→ Excerpt
--- Start ---
Why TAFFISH Is Not Another Workflow Engine

1. The confusion is reasonable

TAFFISH has tools. TAFFISH has flows. TAFFISH can organize bioinformatics analyses. From the outside, it is natural to ask whether TAFFISH is simply another workflow engine.

More precisely, no. TAFFISH can help build workflows, but it begins with a smaller object: the command someone would otherwise type, paste, or place inside a larger system.

A workflow engine asks how steps should be connected. TAFFISH asks what kind of command each step is made from.

2. What workflow engines are good at

Workflow engines such as Nextflow and Snakemake solve important problems. They say what should run after what, decide how steps are grouped, and help an analysis move from a few commands to a larger plan that can run on real computing infrastructure.

Galaxy solves a different but equally important problem: it opens a web door into analysis tools. CWL, WDL, Boutiques, and other descriptor systems give tool interfaces and runs a more explicit written form.

We are not arguing against those layers. TAFFISH lives in the same world they do: command-line tools, containers, package records, scripts, and users who need a command to mean the same thing tomorrow.
--- End ---
→ Excerpted data
--- Start ---
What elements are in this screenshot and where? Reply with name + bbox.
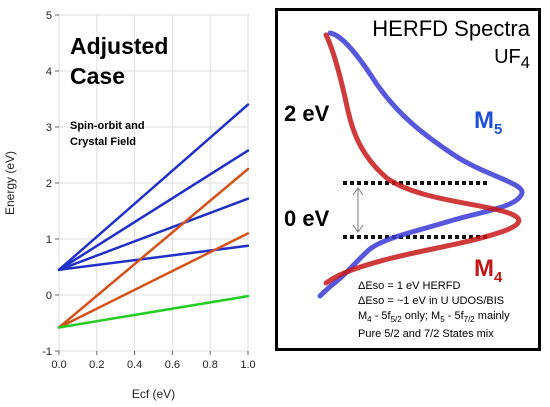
chart-title-line1: Adjusted [70,33,169,59]
m4-label: M4 [474,255,502,286]
y-tick-label: 4 [46,66,52,78]
series-line-1 [57,103,250,272]
x-tick-label: 1.0 [240,359,255,371]
delta-arrow-head-bottom [352,224,364,233]
m4-label-base: M [474,255,494,282]
label-2ev: 2 eV [284,101,330,126]
note-3-d-sub: 7/2 [463,315,475,325]
herfd-title-line1: HERFD Spectra [372,16,530,41]
note-3-d: - 5f [444,310,464,322]
note-3-b-sub: 5/2 [390,315,402,325]
chart-subtitle: Spin-orbit and Crystal Field [70,118,145,150]
y-tick-label: 3 [46,122,52,134]
chart-title-line2: Case [70,63,125,89]
series-line-2 [57,149,250,272]
note-3-a-sub: 4 [367,315,372,325]
herfd-panel: HERFD Spectra UF4 2 eV 0 eV M5 M4 ΔEso =… [275,8,541,351]
x-tick-label: 0.4 [127,359,142,371]
note-3: M4 - 5f5/2 only; M5 - 5f7/2 mainly [358,309,510,327]
y-tick-label: 1 [46,234,52,246]
series-line-6 [57,232,250,329]
x-axis-label: Ecf (eV) [132,387,175,401]
delta-arrow-head-top [352,187,364,196]
y-tick-label: -1 [42,346,52,358]
y-axis-label: Energy (eV) [3,151,17,215]
series-line-5 [57,167,250,329]
series-line-3 [57,197,250,272]
chart-subtitle-line1: Spin-orbit and [70,120,145,132]
note-3-e: mainly [474,310,510,322]
note-2: ΔEso = ~1 eV in U UDOS/BIS [358,295,505,307]
m5-label-base: M [474,107,494,134]
x-tick-label: 0.0 [51,359,66,371]
m5-label-sub: 5 [494,120,503,138]
note-1: ΔEso = 1 eV HERFD [358,280,461,292]
label-0ev: 0 eV [284,206,330,231]
herfd-plot [317,30,525,299]
note-3-b: - 5f [371,310,391,322]
herfd-title-compound: UF [494,46,521,68]
herfd-title: HERFD Spectra UF4 [372,15,530,77]
herfd-title-subscript: 4 [520,53,530,72]
chart-series [57,103,250,329]
note-3-c: only; M [401,310,441,322]
herfd-title-line2: UF4 [372,43,530,77]
chart-title: Adjusted Case [70,31,168,91]
x-tick-label: 0.8 [203,359,218,371]
m5-label: M5 [474,107,502,138]
series-line-7 [57,294,250,329]
note-4: Pure 5/2 and 7/2 States mix [358,328,494,341]
x-tick-label: 0.2 [89,359,104,371]
x-tick-label: 0.6 [165,359,180,371]
note-3-a: M [358,310,368,322]
m4-spectrum [323,32,522,286]
notes: ΔEso = 1 eV HERFD ΔEso = ~1 eV in U UDOS… [358,279,510,342]
y-tick-label: 5 [46,10,52,22]
chart-axes: -1 0 1 2 3 4 5 0.0 0.2 0.4 0.6 0.8 1.0 Ecf (eV) Energy… [3,10,256,401]
note-3-c-sub: 5 [440,315,445,325]
y-tick-label: 2 [46,178,52,190]
m4-label-sub: 4 [494,268,503,286]
chart-subtitle-line2: Crystal Field [70,136,137,148]
y-tick-label: 0 [46,290,52,302]
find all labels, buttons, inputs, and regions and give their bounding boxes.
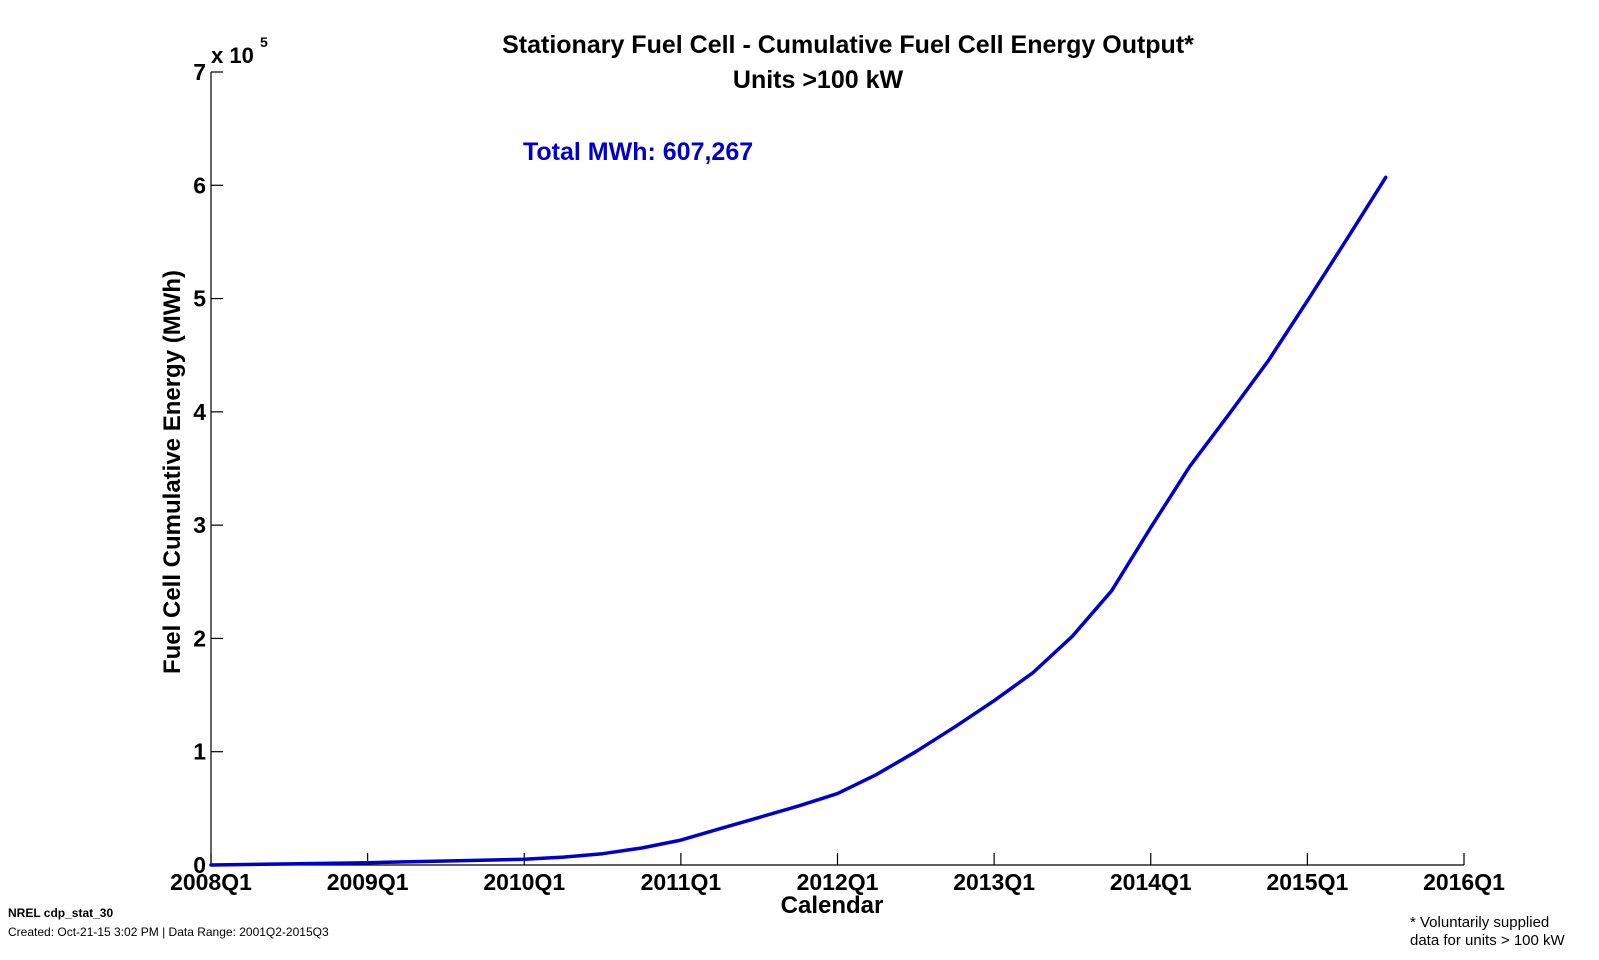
y-multiplier-prefix: x 10 (211, 43, 254, 68)
x-tick-label: 2014Q1 (1110, 869, 1192, 895)
x-tick-label: 2009Q1 (327, 869, 409, 895)
axes (210, 72, 1464, 866)
x-tick-label: 2016Q1 (1423, 869, 1505, 895)
x-tick-label: 2012Q1 (797, 869, 879, 895)
total-annotation: Total MWh: 607,267 (523, 138, 753, 166)
x-axis-ticks: 2008Q1 2009Q1 2010Q1 2011Q1 2012Q1 2013Q1 2014… (170, 853, 1505, 895)
y-tick-label: 5 (193, 286, 206, 312)
y-tick-label: 3 (193, 512, 206, 538)
series-line (209, 175, 1388, 867)
footnote-line2: data for units > 100 kW (1410, 932, 1566, 949)
x-tick-label: 2011Q1 (641, 869, 722, 895)
footer-source: NREL cdp_stat_30 (8, 906, 113, 920)
chart-title: Stationary Fuel Cell - Cumulative Fuel C… (502, 31, 1194, 59)
x-tick-label: 2013Q1 (953, 869, 1035, 895)
y-tick-label: 2 (193, 625, 206, 651)
y-axis-label: Fuel Cell Cumulative Energy (MWh) (159, 270, 186, 674)
x-tick-label: 2010Q1 (483, 869, 565, 895)
y-tick-label: 1 (193, 739, 206, 765)
x-axis-label: Calendar (781, 892, 884, 919)
y-tick-label: 7 (193, 59, 206, 85)
y-tick-label: 0 (193, 852, 206, 878)
series-layer (209, 175, 1388, 867)
footer-created: Created: Oct-21-15 3:02 PM | Data Range:… (8, 925, 329, 939)
footnote-line1: * Voluntarily supplied (1410, 914, 1549, 931)
y-tick-label: 4 (193, 399, 206, 425)
chart-subtitle: Units >100 kW (733, 66, 904, 94)
x-tick-label: 2015Q1 (1266, 869, 1348, 895)
y-axis-ticks: 0 1 2 3 4 5 6 7 (193, 59, 223, 878)
y-tick-label: 6 (193, 172, 206, 198)
y-multiplier-exponent: 5 (260, 34, 268, 50)
x-tick-label: 2008Q1 (170, 869, 252, 895)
--- End ---
→ Task directions
Answer these from the TAFFISH text above:
1. What smaller object does TAFFISH begin with?
2. Which two workflow engines are named as examples?
3. What problem does Galaxy solve?
The data above is not used here.

→ Answer to this task
1. The command someone would otherwise type, paste, or place inside a larger system.
2. Nextflow and Snakemake.
3. It opens a web door into analysis tools.